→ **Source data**
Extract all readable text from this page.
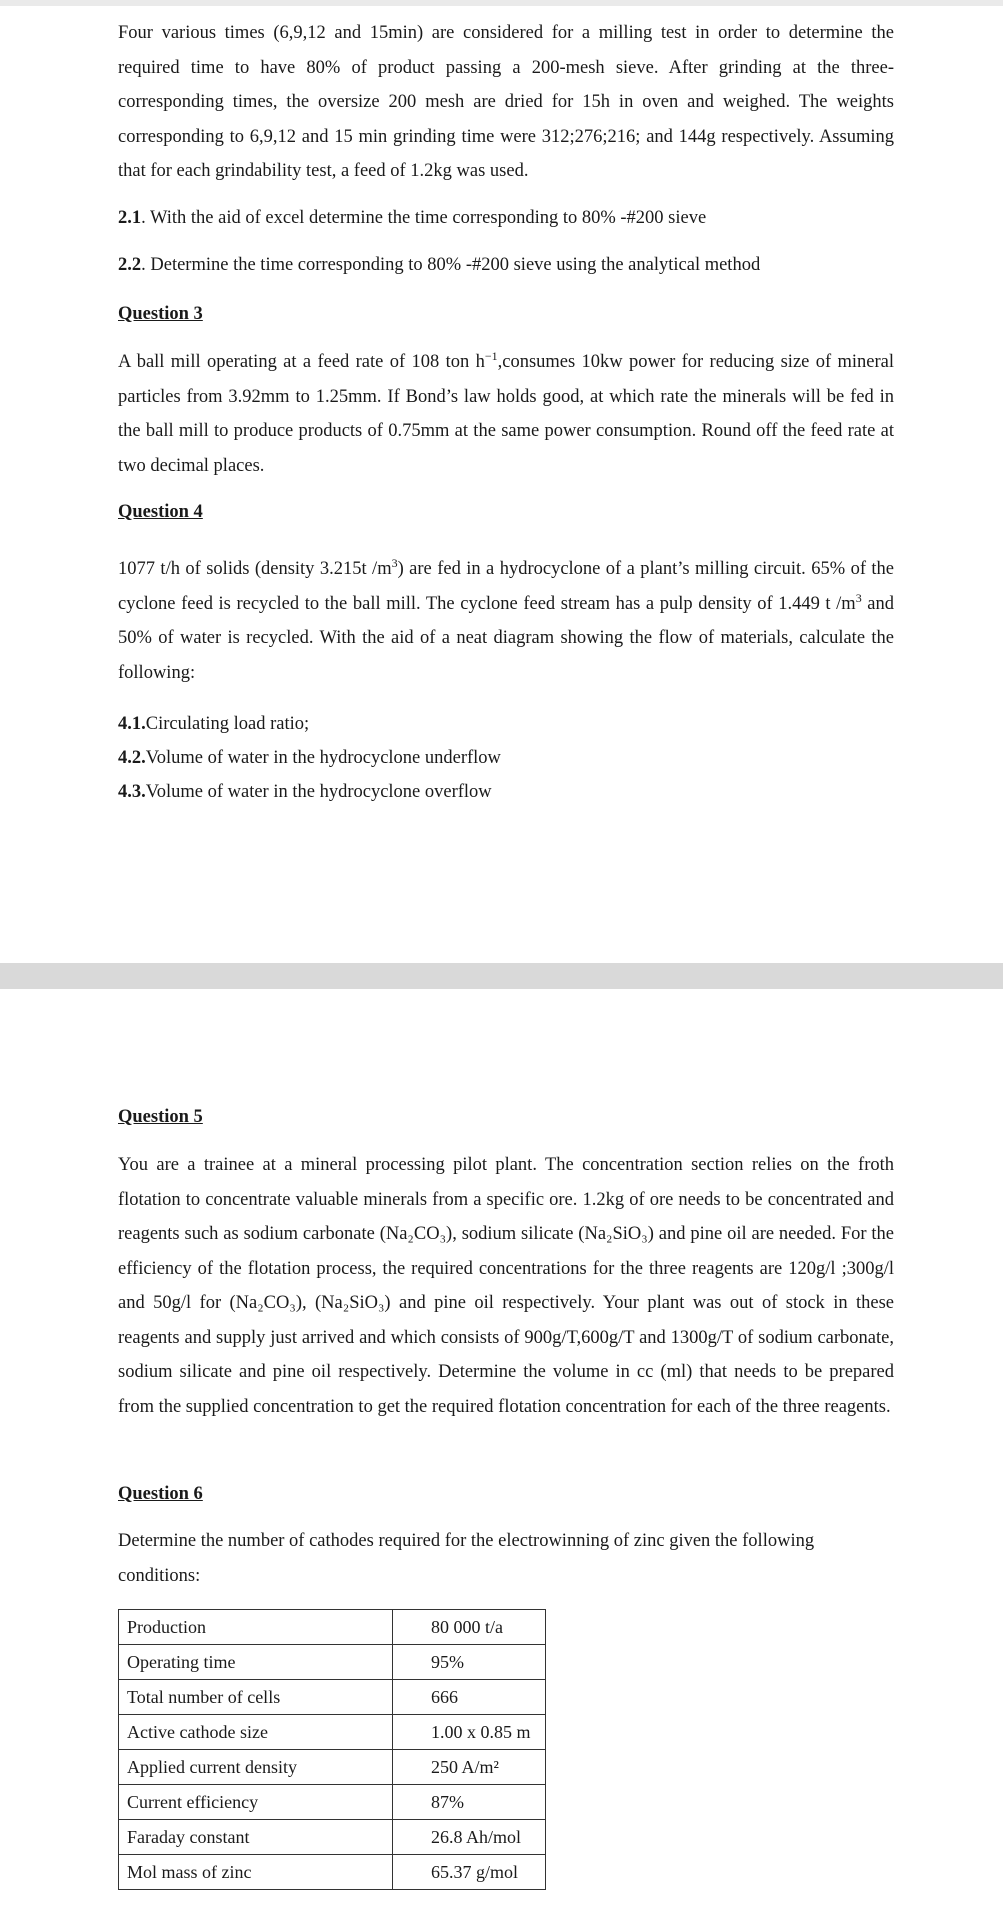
Four various times (6,9,12 and 15min) are considered for a milling test in order to determine the required time to have 80% of product passing a 200-mesh sieve. After grinding at the three-corresponding times, the oversize 200 mesh are dried for 15h in oven and weighed. The weights corresponding to 6,9,12 and 15 min grinding time were 312;276;216; and 144g respectively. Assuming that for each grindability test, a feed of 1.2kg was used.

2.1. With the aid of excel determine the time corresponding to 80% -#200 sieve

2.2. Determine the time corresponding to 80% -#200 sieve using the analytical method

Question 3

A ball mill operating at a feed rate of 108 ton $h^{-1},consumes$ 10kw power for reducing size of mineral particles from 3.92mm to 1.25mm. If Bond’s law holds good, at which rate the minerals will be fed in the ball mill to produce products of 0.75mm at the same power consumption. Round off the feed rate at two decimal places.

Question 4

1077 t/h of solids (density 3.215t $/m^3$) are fed in a hydrocyclone of a plant’s milling circuit. 65% of the cyclone feed is recycled to the ball mill. The cyclone feed stream has a pulp density of 1.449 t $/m^3$ and 50% of water is recycled. With the aid of a neat diagram showing the flow of materials, calculate the following:

4.1.Circulating load ratio;

4.2.Volume of water in the hydrocyclone underflow

4.3.Volume of water in the hydrocyclone overflow

Question 5

You are a trainee at a mineral processing pilot plant. The concentration section relies on the froth flotation to concentrate valuable minerals from a specific ore. 1.2kg of ore needs to be concentrated and reagents such as sodium carbonate (Na₂CO₃), sodium silicate (Na₂SiO₃) and pine oil are needed. For the efficiency of the flotation process, the required concentrations for the three reagents are 120g/l ;300g/l and 50g/l for (Na₂CO₃), (Na₂SiO₃) and pine oil respectively. Your plant was out of stock in these reagents and supply just arrived and which consists of 900g/T,600g/T and 1300g/T of sodium carbonate, sodium silicate and pine oil respectively. Determine the volume in cc (ml) that needs to be prepared from the supplied concentration to get the required flotation concentration for each of the three reagents.

Question 6

Determine the number of cathodes required for the electrowinning of zinc given the following conditions:

Production	80 000 t/a
Operating time	95%
Total number of cells	666
Active cathode size	1.00 x 0.85 m
Applied current density	250 A/m²
Current efficiency	87%
Faraday constant	26.8 Ah/mol
Mol mass of zinc	65.37 g/mol
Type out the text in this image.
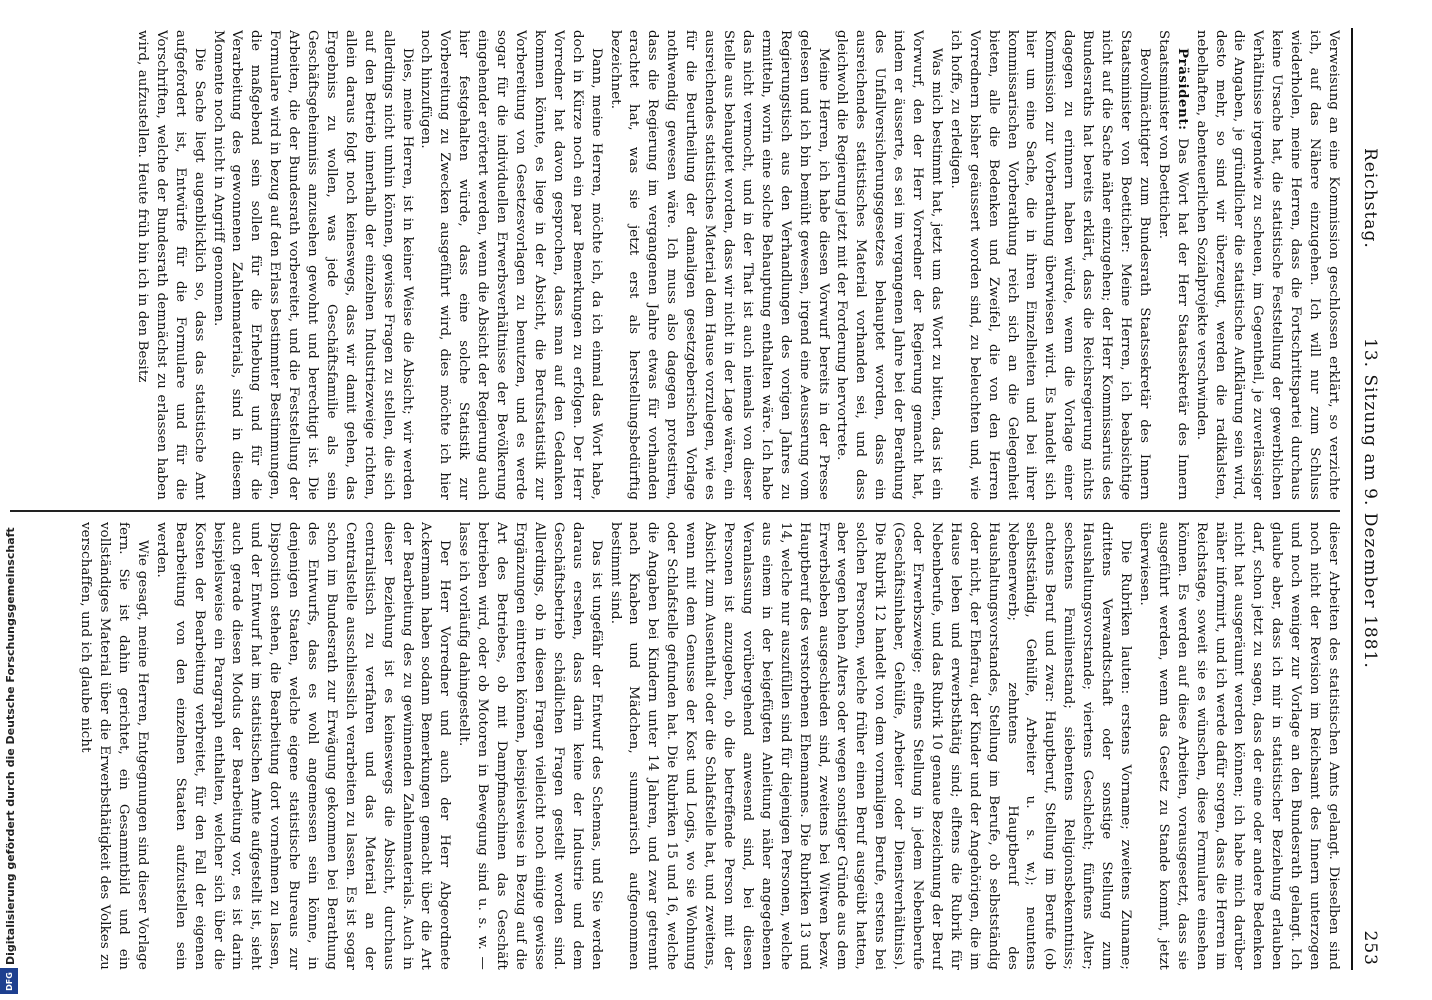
Reichstag.
13. Sitzung am 9. Dezember 1881.
253

Verweisung an eine Kommission geschlossen erklärt, so verzichte ich, auf das Nähere einzugehen. Ich will nur zum Schluss wiederholen, meine Herren, dass die Fortschrittspartei durchaus keine Ursache hat, die statistische Feststellung der gewerblichen Verhältnisse irgendwie zu scheuen, im Gegentheil, je zuverlässiger die Angaben, je gründlicher die statistische Aufklärung sein wird, desto mehr, so sind wir überzeugt, werden die radikalsten, nebelhaften, abenteuerlichen Sozialprojekte verschwinden.

Präsident: Das Wort hat der Herr Staatssekretär des Innern Staatsminister von Boetticher.

Bevollmächtigter zum Bundesrath Staatssekretär des Innern Staatsminister von Boetticher: Meine Herren, ich beabsichtige nicht auf die Sache näher einzugehen; der Herr Kommissarius des Bundesraths hat bereits erklärt, dass die Reichsregierung nichts dagegen zu erinnern haben würde, wenn die Vorlage einer Kommission zur Vorberathung überwiesen wird. Es handelt sich hier um eine Sache, die in ihren Einzelheiten und bei ihrer kommissarischen Vorberathung reich sich an die Gelegenheit bieten, alle die Bedenken und Zweifel, die von den Herren Vorrednern bisher geäussert worden sind, zu beleuchten und, wie ich hoffe, zu erledigen.

Was mich bestimmt hat, jetzt um das Wort zu bitten, das ist ein Vorwurf, den der Herr Vorredner der Regierung gemacht hat, indem er äusserte, es sei im vergangenen Jahre bei der Berathung des Unfallversicherungsgesetzes behauptet worden, dass ein ausreichendes statistisches Material vorhanden sei, und dass gleichwohl die Regierung jetzt mit der Forderung hervortrete.

Meine Herren, ich habe diesen Vorwurf bereits in der Presse gelesen und ich bin bemüht gewesen, irgend eine Aeusserung vom Regierungstisch aus den Verhandlungen des vorigen Jahres zu ermitteln, worin eine solche Behauptung enthalten wäre. Ich habe das nicht vermocht, und in der That ist auch niemals von dieser Stelle aus behauptet worden, dass wir nicht in der Lage wären, ein ausreichendes statistisches Material dem Hause vorzulegen, wie es für die Beurtheilung der damaligen gesetzgeberischen Vorlage nothwendig gewesen wäre. Ich muss also dagegen protestiren, dass die Regierung im vergangenen Jahre etwas für vorhanden erachtet hat, was sie jetzt erst als herstellungsbedürftig bezeichnet.

Dann, meine Herren, möchte ich, da ich einmal das Wort habe, doch in Kürze noch ein paar Bemerkungen zu erfolgen. Der Herr Vorredner hat davon gesprochen, dass man auf den Gedanken kommen könnte, es liege in der Absicht, die Berufsstatistik zur Vorbereitung von Gesetzesvorlagen zu benutzen, und es werde sogar für die individuellen Erwerbsverhältnisse der Bevölkerung eingehender erörtert werden, wenn die Absicht der Regierung auch hier festgehalten würde, dass eine solche Statistik zur Vorbereitung zu Zwecken ausgeführt wird, dies möchte ich hier noch hinzufügen.

Dies, meine Herren, ist in keiner Weise die Absicht; wir werden allerdings nicht umhin können, gewisse Fragen zu stellen, die sich auf den Betrieb innerhalb der einzelnen Industriezweige richten, allein daraus folgt noch keineswegs, dass wir damit gehen, das Ergebniss zu wollen, was jede Geschäftsfamilie als sein Geschäftsgeheimniss anzusehen gewohnt und berechtigt ist. Die Arbeiten, die der Bundesrath vorbereitet, und die Feststellung der Formulare wird in bezug auf den Erlass bestimmter Bestimmungen, die maßgebend sein sollen für die Erhebung und für die Verarbeitung des gewonnenen Zahlenmaterials, sind in diesem Momente noch nicht in Angriff genommen.

Die Sache liegt augenblicklich so, dass das statistische Amt aufgefordert ist, Entwürfe für die Formulare und für die Vorschriften, welche der Bundesrath demnächst zu erlassen haben wird, aufzustellen. Heute früh bin ich in den Besitz

dieser Arbeiten des statistischen Amts gelangt. Dieselben sind noch nicht der Revision im Reichsamt des Innern unterzogen und noch weniger zur Vorlage an den Bundesrath gelangt. Ich glaube aber, dass ich mir in statistischer Beziehung erlauben darf, schon jetzt zu sagen, dass der eine oder andere Bedenken nicht hat ausgeräumt werden können; ich habe mich darüber näher informirt, und ich werde dafür sorgen, dass die Herren im Reichstage, soweit sie es wünschen, diese Formulare einsehen können. Es werden auf diese Arbeiten, vorausgesetzt, dass sie ausgeführt werden, wenn das Gesetz zu Stande kommt, jetzt überwiesen.

Die Rubriken lauten: erstens Vorname; zweitens Zuname; drittens Verwandtschaft oder sonstige Stellung zum Haushaltungsvorstande; viertens Geschlecht; fünftens Alter; sechstens Familienstand; siebentens Religionsbekenntniss; achtens Beruf und zwar: Hauptberuf, Stellung im Berufe (ob selbstständig, Gehülfe, Arbeiter u. s. w.); neuntens Nebenerwerb; zehntens Hauptberuf des Haushaltungsvorstandes, Stellung im Berufe, ob selbstständig oder nicht, der Ehefrau, der Kinder und der Angehörigen, die im Hause leben und erwerbsthätig sind; elftens die Rubrik für Nebenberufe, und das Rubrik 10 genaue Bezeichnung der Beruf oder Erwerbszweige; elftens Stellung in jedem Nebenberufe (Geschäftsinhaber, Gehülfe, Arbeiter oder Dienstverhältniss). Die Rubrik 12 handelt von dem vormaligen Berufe, erstens bei solchen Personen, welche früher einen Beruf ausgeübt hatten, aber wegen hohen Alters oder wegen sonstiger Gründe aus dem Erwerbsleben ausgeschieden sind, zweitens bei Witwen bezw. Hauptberuf des verstorbenen Ehemannes. Die Rubriken 13 und 14, welche nur auszufüllen sind für diejenigen Personen, welche aus einem in der beigefügten Anleitung näher angegebenen Veranlassung vorübergehend anwesend sind, bei diesen Personen ist anzugeben, ob die betreffende Person mit der Absicht zum Ausenthalt oder die Schlafstelle hat, und zweitens, wenn mit dem Genusse der Kost und Logis, wo sie Wohnung oder Schlafstelle gefunden hat. Die Rubriken 15 und 16, welche die Angaben bei Kindern unter 14 Jahren, und zwar getrennt nach Knaben und Mädchen, summarisch aufgenommen bestimmt sind.

Das ist ungefähr der Entwurf des Schemas, und Sie werden daraus ersehen, dass darin keine der Industrie und dem Geschäftsbetrieb schädlichen Fragen gestellt worden sind. Allerdings, ob in diesen Fragen vielleicht noch einige gewisse Ergänzungen eintreten können, beispielsweise in Bezug auf die Art des Betriebes, ob mit Dampfmaschinen das Geschäft betrieben wird, oder ob Motoren in Bewegung sind u. s. w. — lasse ich vorläufig dahingestellt.

Der Herr Vorredner und auch der Herr Abgeordnete Ackermann haben sodann Bemerkungen gemacht über die Art der Bearbeitung des zu gewinnenden Zahlenmaterials. Auch in dieser Beziehung ist es keineswegs die Absicht, durchaus centralistisch zu verfahren und das Material an der Centralstelle ausschliesslich verarbeiten zu lassen. Es ist sogar schon im Bundesrath zur Erwägung gekommen bei Berathung des Entwurfs, dass es wohl angemessen sein könne, in denjenigen Staaten, welche eigene statistische Bureaus zur Disposition stehen, die Bearbeitung dort vornehmen zu lassen, und der Entwurf hat im statistischen Amte aufgestellt ist, sieht auch gerade diesen Modus der Bearbeitung vor, es ist darin beispielsweise ein Paragraph enthalten, welcher sich über die Kosten der Bearbeitung verbreitet, für den Fall der eigenen Bearbeitung von den einzelnen Staaten aufzustellen sein werden.

Wie gesagt, meine Herren, Entgegnungen sind dieser Vorlage fern. Sie ist dahin gerichtet, ein Gesammtbild und ein vollständiges Material über die Erwerbsthätigkeit des Volkes zu verschaffen, und ich glaube nicht

Digitalisierung gefördert durch die Deutsche Forschungsgemeinschaft
DFG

→ **Exercise**
Using the entries, return every line where the word "zinc" can be found.

→ **Expected output**
Determine the number of cathodes required for the electrowinning of zinc given the following conditions:
Mol mass of zinc	65.37 g/mol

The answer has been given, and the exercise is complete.